▶ **Your goal**: List every line of the records below that contains the word "SALES", copying each line in full.

####################

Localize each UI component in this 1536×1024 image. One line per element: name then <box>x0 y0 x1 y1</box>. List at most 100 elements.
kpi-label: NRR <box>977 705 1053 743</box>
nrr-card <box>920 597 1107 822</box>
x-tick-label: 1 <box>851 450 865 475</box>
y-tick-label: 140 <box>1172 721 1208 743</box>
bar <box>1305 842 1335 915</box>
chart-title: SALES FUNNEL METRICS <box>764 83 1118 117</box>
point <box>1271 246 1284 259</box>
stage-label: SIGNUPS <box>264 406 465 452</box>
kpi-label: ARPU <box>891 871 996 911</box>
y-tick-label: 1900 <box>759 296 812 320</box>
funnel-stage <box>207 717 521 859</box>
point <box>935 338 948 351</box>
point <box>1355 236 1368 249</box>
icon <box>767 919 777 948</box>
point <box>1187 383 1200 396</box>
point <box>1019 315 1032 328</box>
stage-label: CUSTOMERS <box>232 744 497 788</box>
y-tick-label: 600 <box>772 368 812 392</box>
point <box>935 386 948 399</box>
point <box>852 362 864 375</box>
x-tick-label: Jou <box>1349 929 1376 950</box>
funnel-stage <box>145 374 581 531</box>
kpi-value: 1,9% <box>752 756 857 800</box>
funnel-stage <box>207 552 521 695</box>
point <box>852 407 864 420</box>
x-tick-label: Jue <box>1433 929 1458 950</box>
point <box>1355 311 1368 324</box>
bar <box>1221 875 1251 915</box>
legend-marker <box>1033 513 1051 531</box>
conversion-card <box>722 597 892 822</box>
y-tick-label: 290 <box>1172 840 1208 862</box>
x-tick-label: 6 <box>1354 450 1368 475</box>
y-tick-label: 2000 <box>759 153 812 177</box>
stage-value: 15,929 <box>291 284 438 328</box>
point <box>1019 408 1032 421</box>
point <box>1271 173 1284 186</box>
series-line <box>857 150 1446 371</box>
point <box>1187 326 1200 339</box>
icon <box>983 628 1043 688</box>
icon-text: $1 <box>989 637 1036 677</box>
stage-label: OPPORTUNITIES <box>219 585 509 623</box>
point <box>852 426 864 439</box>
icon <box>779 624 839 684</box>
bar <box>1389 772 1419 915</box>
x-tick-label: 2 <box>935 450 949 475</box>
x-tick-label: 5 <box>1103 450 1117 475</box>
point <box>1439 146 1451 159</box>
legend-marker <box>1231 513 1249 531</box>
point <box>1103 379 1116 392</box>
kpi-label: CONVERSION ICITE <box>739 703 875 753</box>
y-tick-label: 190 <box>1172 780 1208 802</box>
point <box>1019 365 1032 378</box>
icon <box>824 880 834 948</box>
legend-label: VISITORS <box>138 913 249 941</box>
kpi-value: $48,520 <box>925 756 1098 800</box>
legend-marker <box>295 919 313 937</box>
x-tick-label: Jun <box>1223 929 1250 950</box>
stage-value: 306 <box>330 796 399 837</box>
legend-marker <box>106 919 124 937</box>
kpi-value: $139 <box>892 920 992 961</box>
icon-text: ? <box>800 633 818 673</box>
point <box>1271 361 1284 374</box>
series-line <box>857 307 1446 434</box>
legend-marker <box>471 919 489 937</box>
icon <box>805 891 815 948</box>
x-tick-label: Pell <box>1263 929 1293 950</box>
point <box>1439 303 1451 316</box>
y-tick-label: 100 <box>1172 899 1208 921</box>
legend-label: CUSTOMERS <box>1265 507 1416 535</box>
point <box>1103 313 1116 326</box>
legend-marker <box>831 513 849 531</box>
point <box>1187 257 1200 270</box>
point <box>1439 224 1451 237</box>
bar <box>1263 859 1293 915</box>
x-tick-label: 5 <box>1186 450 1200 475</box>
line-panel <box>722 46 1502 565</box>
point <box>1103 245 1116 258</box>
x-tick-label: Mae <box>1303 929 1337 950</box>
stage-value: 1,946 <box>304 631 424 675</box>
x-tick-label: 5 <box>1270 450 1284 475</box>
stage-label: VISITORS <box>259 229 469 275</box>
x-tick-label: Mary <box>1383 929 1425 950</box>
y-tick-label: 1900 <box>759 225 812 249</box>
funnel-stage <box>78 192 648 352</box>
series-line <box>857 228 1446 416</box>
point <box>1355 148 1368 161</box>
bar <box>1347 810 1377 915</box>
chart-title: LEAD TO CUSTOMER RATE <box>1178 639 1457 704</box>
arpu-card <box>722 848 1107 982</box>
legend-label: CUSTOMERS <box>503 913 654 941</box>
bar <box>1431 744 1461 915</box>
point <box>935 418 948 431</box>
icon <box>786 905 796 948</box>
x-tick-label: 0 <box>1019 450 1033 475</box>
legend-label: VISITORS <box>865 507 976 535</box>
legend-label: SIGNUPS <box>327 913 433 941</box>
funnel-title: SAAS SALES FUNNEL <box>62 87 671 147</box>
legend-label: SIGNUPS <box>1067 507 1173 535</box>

####################

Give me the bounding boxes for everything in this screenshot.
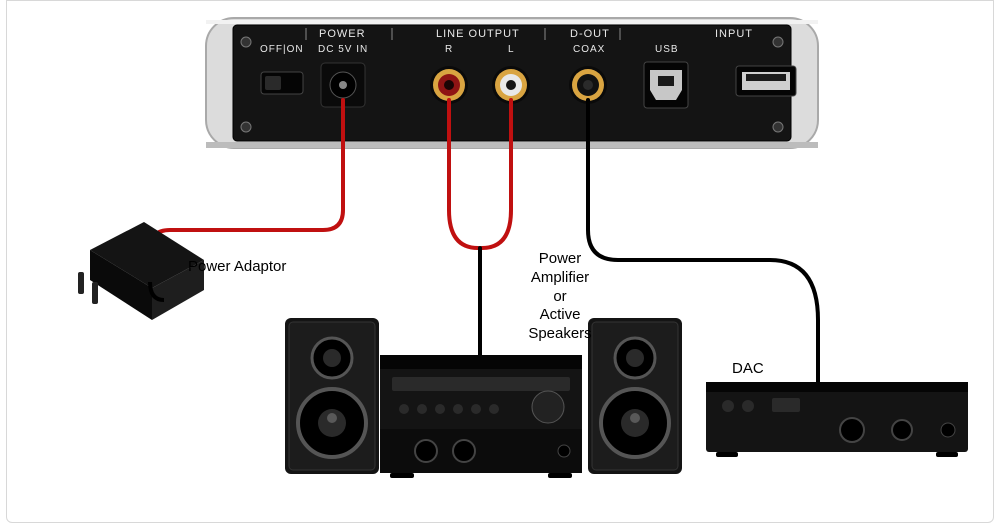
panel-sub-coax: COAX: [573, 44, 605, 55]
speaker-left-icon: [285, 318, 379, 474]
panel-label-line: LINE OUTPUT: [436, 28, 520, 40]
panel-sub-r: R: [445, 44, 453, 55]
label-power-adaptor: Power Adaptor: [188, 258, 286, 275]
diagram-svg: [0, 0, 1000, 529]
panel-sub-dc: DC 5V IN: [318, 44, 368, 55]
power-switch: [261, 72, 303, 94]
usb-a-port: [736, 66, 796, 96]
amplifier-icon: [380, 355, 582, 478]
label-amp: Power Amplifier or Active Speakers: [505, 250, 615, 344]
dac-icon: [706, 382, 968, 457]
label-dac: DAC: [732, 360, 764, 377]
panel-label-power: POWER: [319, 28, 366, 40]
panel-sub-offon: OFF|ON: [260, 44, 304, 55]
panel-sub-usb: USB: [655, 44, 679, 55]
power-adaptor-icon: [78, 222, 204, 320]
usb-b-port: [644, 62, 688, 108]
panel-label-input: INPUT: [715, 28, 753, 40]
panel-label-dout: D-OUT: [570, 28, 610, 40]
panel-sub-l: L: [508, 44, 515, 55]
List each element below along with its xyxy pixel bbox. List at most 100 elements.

####################

▶ **Response to the task**:
chart-title: SALES FUNNEL METRICS <box>764 83 1118 117</box>
funnel-title: SAAS SALES FUNNEL <box>62 87 671 147</box>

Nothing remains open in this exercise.